§ Data to process:
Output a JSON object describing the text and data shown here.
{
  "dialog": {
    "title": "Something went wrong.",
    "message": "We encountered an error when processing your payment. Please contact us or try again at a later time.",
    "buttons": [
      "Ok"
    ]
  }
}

§ What needs to be done: Write out the full listing exactly as given.

§ Task output:
Output a JSON object describing the text and data shown here.
{
  "dialog": {
    "title": "Something went wrong.",
    "message": "We encountered an error when processing your payment. Please contact us or try again at a later time.",
    "buttons": [
      "Ok"
    ]
  }
}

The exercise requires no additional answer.